Short problem: Every record here needs to be written out again exactly.
------------------------------------------------
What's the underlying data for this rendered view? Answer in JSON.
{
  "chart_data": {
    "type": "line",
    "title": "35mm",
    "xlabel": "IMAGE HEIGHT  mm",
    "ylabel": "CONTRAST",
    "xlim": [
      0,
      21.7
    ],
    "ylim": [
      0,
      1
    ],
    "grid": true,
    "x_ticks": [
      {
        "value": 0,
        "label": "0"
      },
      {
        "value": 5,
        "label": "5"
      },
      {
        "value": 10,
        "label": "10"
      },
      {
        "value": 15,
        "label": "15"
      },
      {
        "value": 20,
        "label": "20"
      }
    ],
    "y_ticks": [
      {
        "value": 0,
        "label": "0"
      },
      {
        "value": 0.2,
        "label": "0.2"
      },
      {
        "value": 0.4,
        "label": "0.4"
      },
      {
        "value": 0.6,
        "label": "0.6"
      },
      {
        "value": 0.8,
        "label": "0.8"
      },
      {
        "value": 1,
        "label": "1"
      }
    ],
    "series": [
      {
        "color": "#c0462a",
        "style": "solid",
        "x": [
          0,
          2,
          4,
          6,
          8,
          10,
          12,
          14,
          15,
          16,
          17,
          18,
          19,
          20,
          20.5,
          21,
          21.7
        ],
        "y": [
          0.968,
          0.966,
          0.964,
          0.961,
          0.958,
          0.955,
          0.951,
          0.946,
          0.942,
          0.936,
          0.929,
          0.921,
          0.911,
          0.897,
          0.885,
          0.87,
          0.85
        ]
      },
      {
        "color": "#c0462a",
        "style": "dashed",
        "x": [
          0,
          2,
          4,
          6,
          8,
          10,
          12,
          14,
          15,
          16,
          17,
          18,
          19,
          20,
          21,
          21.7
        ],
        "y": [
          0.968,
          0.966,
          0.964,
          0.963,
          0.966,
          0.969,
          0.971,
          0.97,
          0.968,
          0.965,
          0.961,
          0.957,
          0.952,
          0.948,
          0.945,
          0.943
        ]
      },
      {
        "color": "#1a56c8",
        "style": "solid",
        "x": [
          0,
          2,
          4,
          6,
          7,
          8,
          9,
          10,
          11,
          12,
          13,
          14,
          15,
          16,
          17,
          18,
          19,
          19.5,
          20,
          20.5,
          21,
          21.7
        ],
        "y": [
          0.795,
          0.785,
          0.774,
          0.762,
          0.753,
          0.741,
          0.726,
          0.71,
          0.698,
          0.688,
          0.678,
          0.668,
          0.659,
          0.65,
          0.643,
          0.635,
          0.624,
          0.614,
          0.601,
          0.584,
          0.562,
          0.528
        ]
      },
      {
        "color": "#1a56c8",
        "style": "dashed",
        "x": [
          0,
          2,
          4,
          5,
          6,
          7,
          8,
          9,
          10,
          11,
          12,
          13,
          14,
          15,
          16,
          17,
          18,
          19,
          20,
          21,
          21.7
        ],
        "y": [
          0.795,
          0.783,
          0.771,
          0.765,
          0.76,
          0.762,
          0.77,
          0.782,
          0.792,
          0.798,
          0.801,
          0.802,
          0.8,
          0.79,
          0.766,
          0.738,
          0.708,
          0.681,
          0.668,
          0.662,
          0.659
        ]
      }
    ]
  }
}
------------------------------------------------
Answer to this task:
What's the underlying data for this rendered view? Answer in JSON.
{
  "chart_data": {
    "type": "line",
    "title": "35mm",
    "xlabel": "IMAGE HEIGHT  mm",
    "ylabel": "CONTRAST",
    "xlim": [
      0,
      21.7
    ],
    "ylim": [
      0,
      1
    ],
    "grid": true,
    "x_ticks": [
      {
        "value": 0,
        "label": "0"
      },
      {
        "value": 5,
        "label": "5"
      },
      {
        "value": 10,
        "label": "10"
      },
      {
        "value": 15,
        "label": "15"
      },
      {
        "value": 20,
        "label": "20"
      }
    ],
    "y_ticks": [
      {
        "value": 0,
        "label": "0"
      },
      {
        "value": 0.2,
        "label": "0.2"
      },
      {
        "value": 0.4,
        "label": "0.4"
      },
      {
        "value": 0.6,
        "label": "0.6"
      },
      {
        "value": 0.8,
        "label": "0.8"
      },
      {
        "value": 1,
        "label": "1"
      }
    ],
    "series": [
      {
        "color": "#c0462a",
        "style": "solid",
        "x": [
          0,
          2,
          4,
          6,
          8,
          10,
          12,
          14,
          15,
          16,
          17,
          18,
          19,
          20,
          20.5,
          21,
          21.7
        ],
        "y": [
          0.968,
          0.966,
          0.964,
          0.961,
          0.958,
          0.955,
          0.951,
          0.946,
          0.942,
          0.936,
          0.929,
          0.921,
          0.911,
          0.897,
          0.885,
          0.87,
          0.85
        ]
      },
      {
        "color": "#c0462a",
        "style": "dashed",
        "x": [
          0,
          2,
          4,
          6,
          8,
          10,
          12,
          14,
          15,
          16,
          17,
          18,
          19,
          20,
          21,
          21.7
        ],
        "y": [
          0.968,
          0.966,
          0.964,
          0.963,
          0.966,
          0.969,
          0.971,
          0.97,
          0.968,
          0.965,
          0.961,
          0.957,
          0.952,
          0.948,
          0.945,
          0.943
        ]
      },
      {
        "color": "#1a56c8",
        "style": "solid",
        "x": [
          0,
          2,
          4,
          6,
          7,
          8,
          9,
          10,
          11,
          12,
          13,
          14,
          15,
          16,
          17,
          18,
          19,
          19.5,
          20,
          20.5,
          21,
          21.7
        ],
        "y": [
          0.795,
          0.785,
          0.774,
          0.762,
          0.753,
          0.741,
          0.726,
          0.71,
          0.698,
          0.688,
          0.678,
          0.668,
          0.659,
          0.65,
          0.643,
          0.635,
          0.624,
          0.614,
          0.601,
          0.584,
          0.562,
          0.528
        ]
      },
      {
        "color": "#1a56c8",
        "style": "dashed",
        "x": [
          0,
          2,
          4,
          5,
          6,
          7,
          8,
          9,
          10,
          11,
          12,
          13,
          14,
          15,
          16,
          17,
          18,
          19,
          20,
          21,
          21.7
        ],
        "y": [
          0.795,
          0.783,
          0.771,
          0.765,
          0.76,
          0.762,
          0.77,
          0.782,
          0.792,
          0.798,
          0.801,
          0.802,
          0.8,
          0.79,
          0.766,
          0.738,
          0.708,
          0.681,
          0.668,
          0.662,
          0.659
        ]
      }
    ]
  }
}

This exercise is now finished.